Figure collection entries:
--- Start ---
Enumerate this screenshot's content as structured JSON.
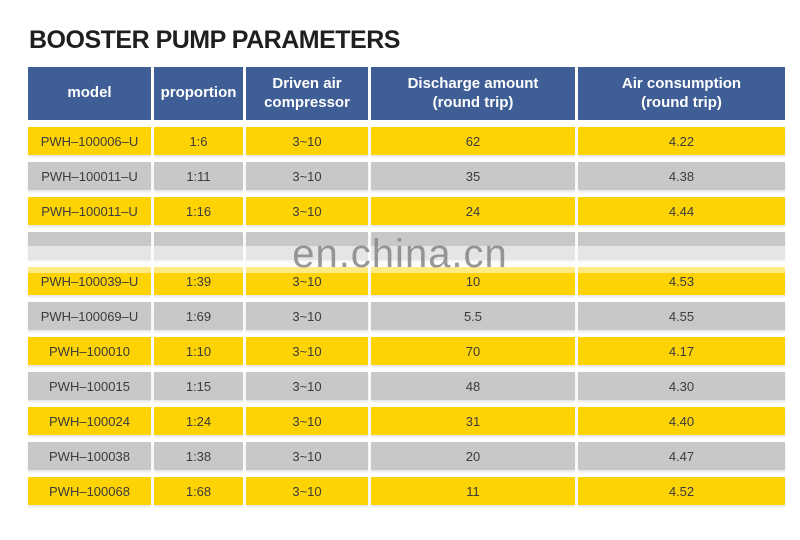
{
  "title": "BOOSTER PUMP PARAMETERS",
  "watermark": "en.china.cn",
  "colors": {
    "header_blue": "#3e5e95",
    "row_yellow": "#fdd303",
    "row_gray": "#c8c8c8",
    "title_text": "#1f1f1f",
    "cell_text": "#3c3c3c",
    "watermark_gray": "#868686"
  },
  "chart_data": {
    "type": "table",
    "title": "BOOSTER PUMP PARAMETERS",
    "columns": [
      "model",
      "proportion",
      "Driven air\ncompressor",
      "Discharge amount\n(round trip)",
      "Air consumption\n(round trip)"
    ],
    "row_colors": [
      "yellow",
      "gray",
      "yellow",
      "gray",
      "yellow",
      "gray",
      "yellow",
      "gray",
      "yellow",
      "gray",
      "yellow"
    ],
    "obscured_row_index": 3,
    "rows": [
      [
        "PWH–100006–U",
        "1:6",
        "3~10",
        "62",
        "4.22"
      ],
      [
        "PWH–100011–U",
        "1:11",
        "3~10",
        "35",
        "4.38"
      ],
      [
        "PWH–100011–U",
        "1:16",
        "3~10",
        "24",
        "4.44"
      ],
      [
        "",
        "",
        "",
        "",
        ""
      ],
      [
        "PWH–100039–U",
        "1:39",
        "3~10",
        "10",
        "4.53"
      ],
      [
        "PWH–100069–U",
        "1:69",
        "3~10",
        "5.5",
        "4.55"
      ],
      [
        "PWH–100010",
        "1:10",
        "3~10",
        "70",
        "4.17"
      ],
      [
        "PWH–100015",
        "1:15",
        "3~10",
        "48",
        "4.30"
      ],
      [
        "PWH–100024",
        "1:24",
        "3~10",
        "31",
        "4.40"
      ],
      [
        "PWH–100038",
        "1:38",
        "3~10",
        "20",
        "4.47"
      ],
      [
        "PWH–100068",
        "1:68",
        "3~10",
        "11",
        "4.52"
      ]
    ]
  }
}
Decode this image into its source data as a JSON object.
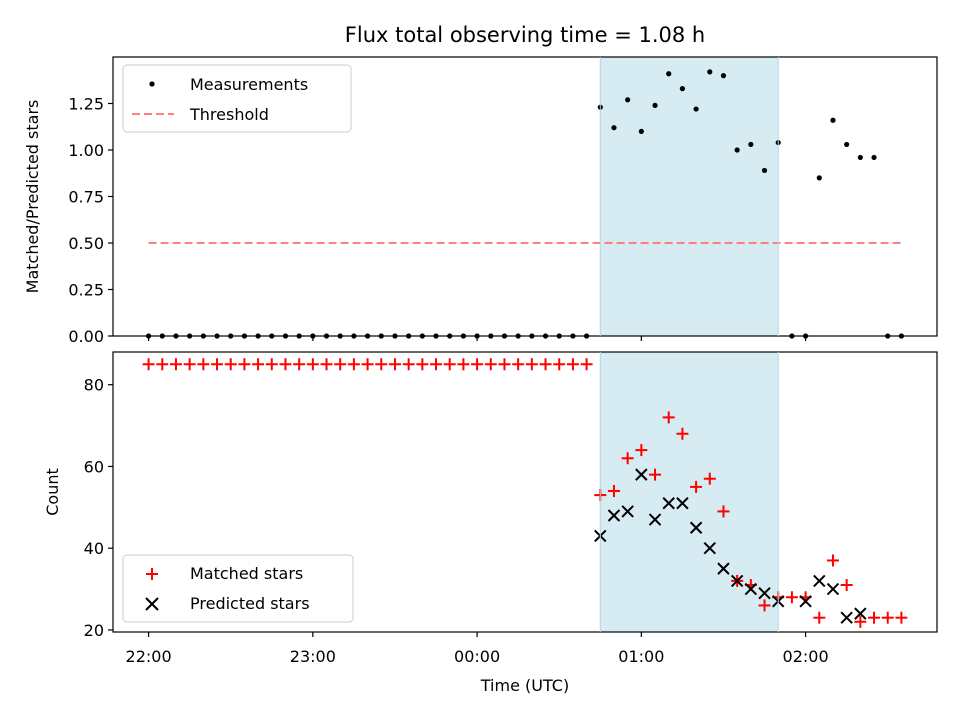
{
  "chart_data": [
    {
      "type": "scatter",
      "title": "Flux total observing time = 1.08 h",
      "xlabel": "",
      "ylabel": "Matched/Predicted stars",
      "xlim": [
        "21:47",
        "02:48"
      ],
      "ylim": [
        0,
        1.5
      ],
      "yticks": [
        0.0,
        0.25,
        0.5,
        0.75,
        1.0,
        1.25
      ],
      "ytick_labels": [
        "0.00",
        "0.25",
        "0.50",
        "0.75",
        "1.00",
        "1.25"
      ],
      "grid": false,
      "legend": "top-left",
      "highlight_span": {
        "x": [
          "00:45",
          "01:50"
        ],
        "color": "#add8e6"
      },
      "series": [
        {
          "name": "Measurements",
          "marker": "dot",
          "color": "#000000",
          "x": [
            "22:00",
            "22:05",
            "22:10",
            "22:15",
            "22:20",
            "22:25",
            "22:30",
            "22:35",
            "22:40",
            "22:45",
            "22:50",
            "22:55",
            "23:00",
            "23:05",
            "23:10",
            "23:15",
            "23:20",
            "23:25",
            "23:30",
            "23:35",
            "23:40",
            "23:45",
            "23:50",
            "23:55",
            "00:00",
            "00:05",
            "00:10",
            "00:15",
            "00:20",
            "00:25",
            "00:30",
            "00:35",
            "00:40",
            "00:45",
            "00:50",
            "00:55",
            "01:00",
            "01:05",
            "01:10",
            "01:15",
            "01:20",
            "01:25",
            "01:30",
            "01:35",
            "01:40",
            "01:45",
            "01:50",
            "01:55",
            "02:00",
            "02:05",
            "02:10",
            "02:15",
            "02:20",
            "02:25",
            "02:30",
            "02:35"
          ],
          "y": [
            0,
            0,
            0,
            0,
            0,
            0,
            0,
            0,
            0,
            0,
            0,
            0,
            0,
            0,
            0,
            0,
            0,
            0,
            0,
            0,
            0,
            0,
            0,
            0,
            0,
            0,
            0,
            0,
            0,
            0,
            0,
            0,
            0,
            1.23,
            1.12,
            1.27,
            1.1,
            1.24,
            1.41,
            1.33,
            1.22,
            1.42,
            1.4,
            1.0,
            1.03,
            0.89,
            1.04,
            0,
            0,
            0.85,
            1.16,
            1.03,
            0.96,
            0.96,
            0,
            0
          ]
        },
        {
          "name": "Threshold",
          "style": "dashed",
          "color": "#ff7f7f",
          "x": [
            "22:00",
            "02:35"
          ],
          "y": [
            0.5,
            0.5
          ]
        }
      ]
    },
    {
      "type": "scatter",
      "title": "",
      "xlabel": "Time (UTC)",
      "ylabel": "Count",
      "xlim": [
        "21:47",
        "02:48"
      ],
      "ylim": [
        19.5,
        88
      ],
      "xticks": [
        "22:00",
        "23:00",
        "00:00",
        "01:00",
        "02:00"
      ],
      "yticks": [
        20,
        40,
        60,
        80
      ],
      "ytick_labels": [
        "20",
        "40",
        "60",
        "80"
      ],
      "grid": false,
      "legend": "bottom-left",
      "highlight_span": {
        "x": [
          "00:45",
          "01:50"
        ],
        "color": "#add8e6"
      },
      "series": [
        {
          "name": "Matched stars",
          "marker": "plus",
          "color": "#ff0000",
          "x": [
            "22:00",
            "22:05",
            "22:10",
            "22:15",
            "22:20",
            "22:25",
            "22:30",
            "22:35",
            "22:40",
            "22:45",
            "22:50",
            "22:55",
            "23:00",
            "23:05",
            "23:10",
            "23:15",
            "23:20",
            "23:25",
            "23:30",
            "23:35",
            "23:40",
            "23:45",
            "23:50",
            "23:55",
            "00:00",
            "00:05",
            "00:10",
            "00:15",
            "00:20",
            "00:25",
            "00:30",
            "00:35",
            "00:40",
            "00:45",
            "00:50",
            "00:55",
            "01:00",
            "01:05",
            "01:10",
            "01:15",
            "01:20",
            "01:25",
            "01:30",
            "01:35",
            "01:40",
            "01:45",
            "01:50",
            "01:55",
            "02:00",
            "02:05",
            "02:10",
            "02:15",
            "02:20",
            "02:25",
            "02:30",
            "02:35"
          ],
          "y": [
            85,
            85,
            85,
            85,
            85,
            85,
            85,
            85,
            85,
            85,
            85,
            85,
            85,
            85,
            85,
            85,
            85,
            85,
            85,
            85,
            85,
            85,
            85,
            85,
            85,
            85,
            85,
            85,
            85,
            85,
            85,
            85,
            85,
            53,
            54,
            62,
            64,
            58,
            72,
            68,
            55,
            57,
            49,
            32,
            31,
            26,
            28,
            28,
            28,
            23,
            37,
            31,
            22,
            23,
            23,
            23
          ]
        },
        {
          "name": "Predicted stars",
          "marker": "x",
          "color": "#000000",
          "x": [
            "00:45",
            "00:50",
            "00:55",
            "01:00",
            "01:05",
            "01:10",
            "01:15",
            "01:20",
            "01:25",
            "01:30",
            "01:35",
            "01:40",
            "01:45",
            "01:50",
            "02:00",
            "02:05",
            "02:10",
            "02:15",
            "02:20"
          ],
          "y": [
            43,
            48,
            49,
            58,
            47,
            51,
            51,
            45,
            40,
            35,
            32,
            30,
            29,
            27,
            27,
            32,
            30,
            23,
            24
          ]
        }
      ]
    }
  ]
}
--- End ---
- _Aim_
Copy, from the material, each line that holds the string "PARAMETERS".

- _Full output_
  "title": "BOOSTER PUMP PARAMETERS",
    "title": "BOOSTER PUMP PARAMETERS",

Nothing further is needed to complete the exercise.